**Task description:**
Check each line of the data below for the string "bahan", then state how many have it and nothing else.

**Source data:**
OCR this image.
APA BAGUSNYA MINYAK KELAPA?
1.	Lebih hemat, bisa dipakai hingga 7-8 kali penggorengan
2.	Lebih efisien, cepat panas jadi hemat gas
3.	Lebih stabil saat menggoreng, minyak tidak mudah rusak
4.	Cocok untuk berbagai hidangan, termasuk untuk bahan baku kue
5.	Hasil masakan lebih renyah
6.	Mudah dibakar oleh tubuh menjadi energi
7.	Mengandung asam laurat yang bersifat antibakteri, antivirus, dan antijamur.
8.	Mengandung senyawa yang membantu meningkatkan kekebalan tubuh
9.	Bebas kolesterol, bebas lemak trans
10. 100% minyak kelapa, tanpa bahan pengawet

**Exercise response:**
2